Find the lines of data that contain the string "Factorise", then list them.

Extracted data entries

►

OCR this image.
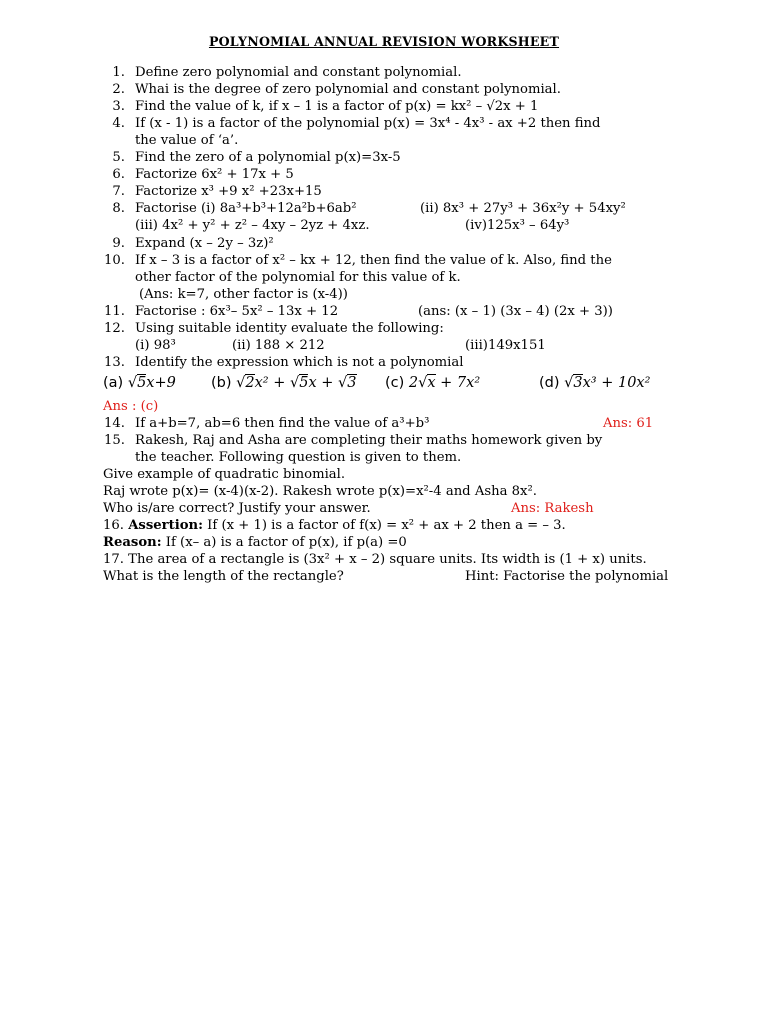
POLYNOMIAL ANNUAL REVISION WORKSHEET
1. Define zero polynomial and constant polynomial.
2. Whai is the degree of zero polynomial and constant polynomial.
3. Find the value of k, if x – 1 is a factor of p(x) = kx² – √2x + 1
4. If (x - 1) is a factor of the polynomial p(x) = 3x⁴ - 4x³ - ax +2 then find
the value of ‘a’.
5. Find the zero of a polynomial p(x)=3x-5
6. Factorize 6x² + 17x + 5
7. Factorize x³ +9 x² +23x+15
8. Factorise (i) 8a³+b³+12a²b+6ab²	(ii) 8x³ + 27y³ + 36x²y + 54xy²
(iii) 4x² + y² + z² – 4xy – 2yz + 4xz.	(iv)125x³ – 64y³
9. Expand (x – 2y – 3z)²
10. If x – 3 is a factor of x² – kx + 12, then find the value of k. Also, find the
other factor of the polynomial for this value of k.
(Ans: k=7, other factor is (x-4))
11. Factorise : 6x³– 5x² – 13x + 12	(ans: (x – 1) (3x – 4) (2x + 3))
12. Using suitable identity evaluate the following:
(i) 98³	(ii) 188 × 212	(iii)149x151
13. Identify the expression which is not a polynomial
(a) √5x+9 (b) √2x² + √5x + √3 (c) 2√x + 7x²	(d) √3x³ + 10x²
Ans : (c)
14. If a+b=7, ab=6 then find the value of a³+b³	Ans: 61
15. Rakesh, Raj and Asha are completing their maths homework given by
the teacher. Following question is given to them.
Give example of quadratic binomial.
Raj wrote p(x)= (x-4)(x-2). Rakesh wrote p(x)=x²-4 and Asha 8x².
Who is/are correct? Justify your answer.	Ans: Rakesh
16. Assertion: If (x + 1) is a factor of f(x) = x² + ax + 2 then a = – 3.
Reason: If (x– a) is a factor of p(x), if p(a) =0
17. The area of a rectangle is (3x² + x – 2) square units. Its width is (1 + x) units.
What is the length of the rectangle?	Hint: Factorise the polynomial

◄

SOLVED EXERCISE
8. Factorise (i) 8a³+b³+12a²b+6ab²	(ii) 8x³ + 27y³ + 36x²y + 54xy²
11. Factorise : 6x³– 5x² – 13x + 12	(ans: (x – 1) (3x – 4) (2x + 3))
What is the length of the rectangle?	Hint: Factorise the polynomial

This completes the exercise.